• **Exercise requirements**: Convert the material from its first line through the line containing "y-axis-label: Solar Radiation" into a Markdown table with two columns, Row and Entry. Number each line in Row, and leave out any blank lines.

• **Material to process**:
%%
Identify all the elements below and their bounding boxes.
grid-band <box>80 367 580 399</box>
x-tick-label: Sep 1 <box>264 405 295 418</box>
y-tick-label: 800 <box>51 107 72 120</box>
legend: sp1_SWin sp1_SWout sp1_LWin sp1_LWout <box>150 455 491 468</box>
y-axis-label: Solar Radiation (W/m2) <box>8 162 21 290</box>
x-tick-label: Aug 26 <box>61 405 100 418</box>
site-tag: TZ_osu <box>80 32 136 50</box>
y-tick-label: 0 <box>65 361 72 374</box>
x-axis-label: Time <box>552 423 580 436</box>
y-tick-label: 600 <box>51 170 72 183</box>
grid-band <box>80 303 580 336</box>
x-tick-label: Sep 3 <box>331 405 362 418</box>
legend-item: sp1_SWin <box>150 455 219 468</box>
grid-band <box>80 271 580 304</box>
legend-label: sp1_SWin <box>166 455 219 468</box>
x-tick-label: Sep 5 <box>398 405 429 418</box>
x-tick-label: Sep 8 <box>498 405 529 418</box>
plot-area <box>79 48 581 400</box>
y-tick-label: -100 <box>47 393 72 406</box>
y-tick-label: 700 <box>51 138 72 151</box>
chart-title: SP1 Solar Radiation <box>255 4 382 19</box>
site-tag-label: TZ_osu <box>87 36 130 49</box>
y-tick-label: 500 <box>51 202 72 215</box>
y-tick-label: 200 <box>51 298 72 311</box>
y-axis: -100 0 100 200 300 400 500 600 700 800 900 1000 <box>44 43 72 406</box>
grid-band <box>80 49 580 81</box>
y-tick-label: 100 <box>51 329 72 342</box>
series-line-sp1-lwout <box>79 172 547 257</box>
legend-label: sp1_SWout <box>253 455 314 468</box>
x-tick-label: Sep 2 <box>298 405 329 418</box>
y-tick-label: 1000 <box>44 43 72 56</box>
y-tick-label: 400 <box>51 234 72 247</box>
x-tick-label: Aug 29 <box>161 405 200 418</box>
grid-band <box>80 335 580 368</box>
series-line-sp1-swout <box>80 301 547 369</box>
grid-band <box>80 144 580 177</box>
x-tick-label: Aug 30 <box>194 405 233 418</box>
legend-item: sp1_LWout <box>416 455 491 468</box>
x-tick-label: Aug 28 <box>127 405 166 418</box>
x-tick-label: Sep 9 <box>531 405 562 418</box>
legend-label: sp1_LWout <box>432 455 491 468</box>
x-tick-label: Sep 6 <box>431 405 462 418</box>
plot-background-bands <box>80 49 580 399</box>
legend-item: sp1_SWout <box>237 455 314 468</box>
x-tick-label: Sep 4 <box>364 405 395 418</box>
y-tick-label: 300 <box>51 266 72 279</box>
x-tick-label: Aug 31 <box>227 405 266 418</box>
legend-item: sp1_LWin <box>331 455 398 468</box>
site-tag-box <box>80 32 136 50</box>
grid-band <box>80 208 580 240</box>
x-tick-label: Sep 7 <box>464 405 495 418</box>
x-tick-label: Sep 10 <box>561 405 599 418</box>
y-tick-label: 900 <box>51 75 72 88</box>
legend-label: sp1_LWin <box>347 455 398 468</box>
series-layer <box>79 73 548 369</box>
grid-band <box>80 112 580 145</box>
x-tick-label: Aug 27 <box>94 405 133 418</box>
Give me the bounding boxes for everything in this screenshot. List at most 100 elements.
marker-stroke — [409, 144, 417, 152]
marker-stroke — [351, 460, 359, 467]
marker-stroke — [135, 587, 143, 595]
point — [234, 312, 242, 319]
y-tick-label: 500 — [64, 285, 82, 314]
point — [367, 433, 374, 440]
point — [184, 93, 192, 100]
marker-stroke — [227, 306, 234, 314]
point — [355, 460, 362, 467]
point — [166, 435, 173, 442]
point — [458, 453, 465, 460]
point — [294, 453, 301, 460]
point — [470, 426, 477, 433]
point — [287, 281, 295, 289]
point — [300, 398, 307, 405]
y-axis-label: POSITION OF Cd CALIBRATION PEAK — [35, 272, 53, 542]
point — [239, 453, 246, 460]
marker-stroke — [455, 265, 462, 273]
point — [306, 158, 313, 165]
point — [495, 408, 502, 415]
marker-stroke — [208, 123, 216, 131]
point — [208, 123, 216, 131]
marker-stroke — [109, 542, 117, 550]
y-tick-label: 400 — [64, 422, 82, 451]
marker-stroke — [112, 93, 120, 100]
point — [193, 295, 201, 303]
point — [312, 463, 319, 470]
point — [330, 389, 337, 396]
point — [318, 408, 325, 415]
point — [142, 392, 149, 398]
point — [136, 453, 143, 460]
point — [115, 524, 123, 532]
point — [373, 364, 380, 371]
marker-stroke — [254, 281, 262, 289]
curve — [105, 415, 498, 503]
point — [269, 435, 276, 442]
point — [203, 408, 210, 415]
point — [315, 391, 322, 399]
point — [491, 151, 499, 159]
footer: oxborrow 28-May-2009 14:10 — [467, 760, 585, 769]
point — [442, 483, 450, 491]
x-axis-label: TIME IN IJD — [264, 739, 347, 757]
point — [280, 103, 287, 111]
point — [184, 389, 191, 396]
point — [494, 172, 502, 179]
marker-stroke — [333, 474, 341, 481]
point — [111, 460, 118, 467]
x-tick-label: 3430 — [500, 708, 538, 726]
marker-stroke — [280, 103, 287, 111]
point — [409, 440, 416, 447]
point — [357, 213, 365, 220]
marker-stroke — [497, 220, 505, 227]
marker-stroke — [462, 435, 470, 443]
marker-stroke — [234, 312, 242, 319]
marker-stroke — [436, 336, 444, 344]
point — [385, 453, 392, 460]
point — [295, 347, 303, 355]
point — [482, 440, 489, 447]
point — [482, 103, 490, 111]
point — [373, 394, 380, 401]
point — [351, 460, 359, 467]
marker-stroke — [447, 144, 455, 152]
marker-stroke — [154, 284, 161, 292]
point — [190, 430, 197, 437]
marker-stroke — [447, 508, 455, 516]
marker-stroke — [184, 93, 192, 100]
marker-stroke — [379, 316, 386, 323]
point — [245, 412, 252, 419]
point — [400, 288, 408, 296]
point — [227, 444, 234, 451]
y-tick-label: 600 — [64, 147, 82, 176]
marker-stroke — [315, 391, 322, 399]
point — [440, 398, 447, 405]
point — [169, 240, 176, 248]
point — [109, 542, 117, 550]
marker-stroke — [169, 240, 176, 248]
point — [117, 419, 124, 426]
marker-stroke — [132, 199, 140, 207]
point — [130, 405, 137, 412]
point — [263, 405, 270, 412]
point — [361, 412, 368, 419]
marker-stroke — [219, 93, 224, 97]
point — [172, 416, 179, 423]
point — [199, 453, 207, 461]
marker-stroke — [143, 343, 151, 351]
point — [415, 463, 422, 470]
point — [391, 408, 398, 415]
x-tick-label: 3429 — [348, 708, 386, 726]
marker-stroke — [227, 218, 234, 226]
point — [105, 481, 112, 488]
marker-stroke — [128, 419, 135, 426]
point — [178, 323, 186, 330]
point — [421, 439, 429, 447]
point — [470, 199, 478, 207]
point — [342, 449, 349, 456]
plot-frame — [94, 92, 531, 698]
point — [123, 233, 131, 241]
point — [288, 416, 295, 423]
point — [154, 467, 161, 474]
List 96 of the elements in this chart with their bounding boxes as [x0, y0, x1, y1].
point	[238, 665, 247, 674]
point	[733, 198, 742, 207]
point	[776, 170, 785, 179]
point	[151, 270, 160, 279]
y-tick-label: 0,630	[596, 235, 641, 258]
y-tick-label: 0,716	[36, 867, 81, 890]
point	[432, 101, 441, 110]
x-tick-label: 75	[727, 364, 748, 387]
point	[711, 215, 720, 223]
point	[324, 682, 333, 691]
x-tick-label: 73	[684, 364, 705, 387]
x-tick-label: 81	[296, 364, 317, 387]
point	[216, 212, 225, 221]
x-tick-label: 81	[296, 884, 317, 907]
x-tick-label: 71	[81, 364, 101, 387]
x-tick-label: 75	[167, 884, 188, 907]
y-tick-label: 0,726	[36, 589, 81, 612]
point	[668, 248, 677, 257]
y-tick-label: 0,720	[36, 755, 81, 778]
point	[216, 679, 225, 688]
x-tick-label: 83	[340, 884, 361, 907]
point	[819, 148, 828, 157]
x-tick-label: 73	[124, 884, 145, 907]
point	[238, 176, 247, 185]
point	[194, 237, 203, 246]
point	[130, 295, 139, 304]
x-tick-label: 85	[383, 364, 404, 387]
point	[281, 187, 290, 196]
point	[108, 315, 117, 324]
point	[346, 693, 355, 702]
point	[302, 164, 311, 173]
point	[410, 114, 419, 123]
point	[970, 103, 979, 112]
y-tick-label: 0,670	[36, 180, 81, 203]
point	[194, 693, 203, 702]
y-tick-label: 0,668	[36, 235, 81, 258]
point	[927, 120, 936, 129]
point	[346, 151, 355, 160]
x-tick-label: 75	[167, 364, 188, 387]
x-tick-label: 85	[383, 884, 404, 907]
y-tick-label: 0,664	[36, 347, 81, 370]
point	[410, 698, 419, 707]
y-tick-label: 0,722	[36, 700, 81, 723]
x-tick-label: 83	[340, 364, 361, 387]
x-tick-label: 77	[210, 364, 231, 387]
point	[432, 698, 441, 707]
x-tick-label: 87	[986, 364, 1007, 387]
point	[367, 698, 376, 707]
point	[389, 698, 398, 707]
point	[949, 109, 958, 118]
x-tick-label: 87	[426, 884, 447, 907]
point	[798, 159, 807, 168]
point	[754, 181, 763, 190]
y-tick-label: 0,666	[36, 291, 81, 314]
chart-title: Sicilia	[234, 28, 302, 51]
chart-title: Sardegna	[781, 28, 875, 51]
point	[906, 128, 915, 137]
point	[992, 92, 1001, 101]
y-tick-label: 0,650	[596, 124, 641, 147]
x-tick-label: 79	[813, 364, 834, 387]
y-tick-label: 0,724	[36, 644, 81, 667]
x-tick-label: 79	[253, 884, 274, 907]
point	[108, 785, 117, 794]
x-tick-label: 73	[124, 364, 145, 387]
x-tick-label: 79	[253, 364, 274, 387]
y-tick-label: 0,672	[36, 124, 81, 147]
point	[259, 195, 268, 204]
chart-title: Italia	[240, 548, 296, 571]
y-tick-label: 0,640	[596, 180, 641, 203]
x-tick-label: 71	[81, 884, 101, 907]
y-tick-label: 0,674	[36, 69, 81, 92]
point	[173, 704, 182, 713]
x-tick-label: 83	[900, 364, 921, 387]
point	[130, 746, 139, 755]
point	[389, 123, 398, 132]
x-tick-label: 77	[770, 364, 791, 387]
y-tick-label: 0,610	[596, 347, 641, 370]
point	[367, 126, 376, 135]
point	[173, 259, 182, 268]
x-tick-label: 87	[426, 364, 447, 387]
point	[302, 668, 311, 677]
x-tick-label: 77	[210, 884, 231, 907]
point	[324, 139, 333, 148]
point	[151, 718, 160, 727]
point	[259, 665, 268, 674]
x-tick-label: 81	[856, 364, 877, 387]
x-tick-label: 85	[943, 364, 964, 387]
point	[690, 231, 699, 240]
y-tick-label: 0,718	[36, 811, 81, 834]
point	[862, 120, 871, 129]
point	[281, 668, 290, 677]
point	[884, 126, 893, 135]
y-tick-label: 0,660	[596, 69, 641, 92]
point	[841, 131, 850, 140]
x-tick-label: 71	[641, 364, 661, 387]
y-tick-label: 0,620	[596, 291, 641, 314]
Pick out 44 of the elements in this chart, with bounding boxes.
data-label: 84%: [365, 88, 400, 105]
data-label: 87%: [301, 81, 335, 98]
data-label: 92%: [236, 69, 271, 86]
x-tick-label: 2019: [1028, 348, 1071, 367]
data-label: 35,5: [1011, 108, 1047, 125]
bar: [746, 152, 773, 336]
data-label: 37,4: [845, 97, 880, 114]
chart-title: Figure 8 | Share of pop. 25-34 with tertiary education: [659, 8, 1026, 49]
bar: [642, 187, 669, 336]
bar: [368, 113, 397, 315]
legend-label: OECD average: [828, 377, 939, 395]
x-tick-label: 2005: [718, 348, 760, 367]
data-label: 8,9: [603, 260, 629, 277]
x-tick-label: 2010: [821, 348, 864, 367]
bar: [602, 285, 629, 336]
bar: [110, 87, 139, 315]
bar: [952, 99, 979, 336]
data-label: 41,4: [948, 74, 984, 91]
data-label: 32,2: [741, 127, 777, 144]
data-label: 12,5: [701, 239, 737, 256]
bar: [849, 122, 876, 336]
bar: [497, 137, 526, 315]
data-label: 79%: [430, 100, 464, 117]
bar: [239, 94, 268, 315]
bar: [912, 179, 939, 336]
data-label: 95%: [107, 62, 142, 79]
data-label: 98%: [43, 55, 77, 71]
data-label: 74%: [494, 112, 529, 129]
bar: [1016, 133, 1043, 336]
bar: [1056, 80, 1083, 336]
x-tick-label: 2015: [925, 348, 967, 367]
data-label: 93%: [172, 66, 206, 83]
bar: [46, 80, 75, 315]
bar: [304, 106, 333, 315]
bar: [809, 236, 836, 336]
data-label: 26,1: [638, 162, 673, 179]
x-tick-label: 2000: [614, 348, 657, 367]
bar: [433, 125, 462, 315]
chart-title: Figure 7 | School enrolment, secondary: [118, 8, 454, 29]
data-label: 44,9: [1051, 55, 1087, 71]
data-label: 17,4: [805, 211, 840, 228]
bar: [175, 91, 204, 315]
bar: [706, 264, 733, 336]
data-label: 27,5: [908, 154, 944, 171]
%%
• **Exercise solution**:
| Row | Entry |
|---|---|
| 1 | Identify all the elements below and their bounding boxes. |
| 2 | grid-band <box>80 367 580 399</box> |
| 3 | x-tick-label: Sep 1 <box>264 405 295 418</box> |
| 4 | y-tick-label: 800 <box>51 107 72 120</box> |
| 5 | legend: sp1_SWin sp1_SWout sp1_LWin sp1_LWout <box>150 455 491 468</box> |
| 6 | y-axis-label: Solar Radiation (W/m2) <box>8 162 21 290</box> |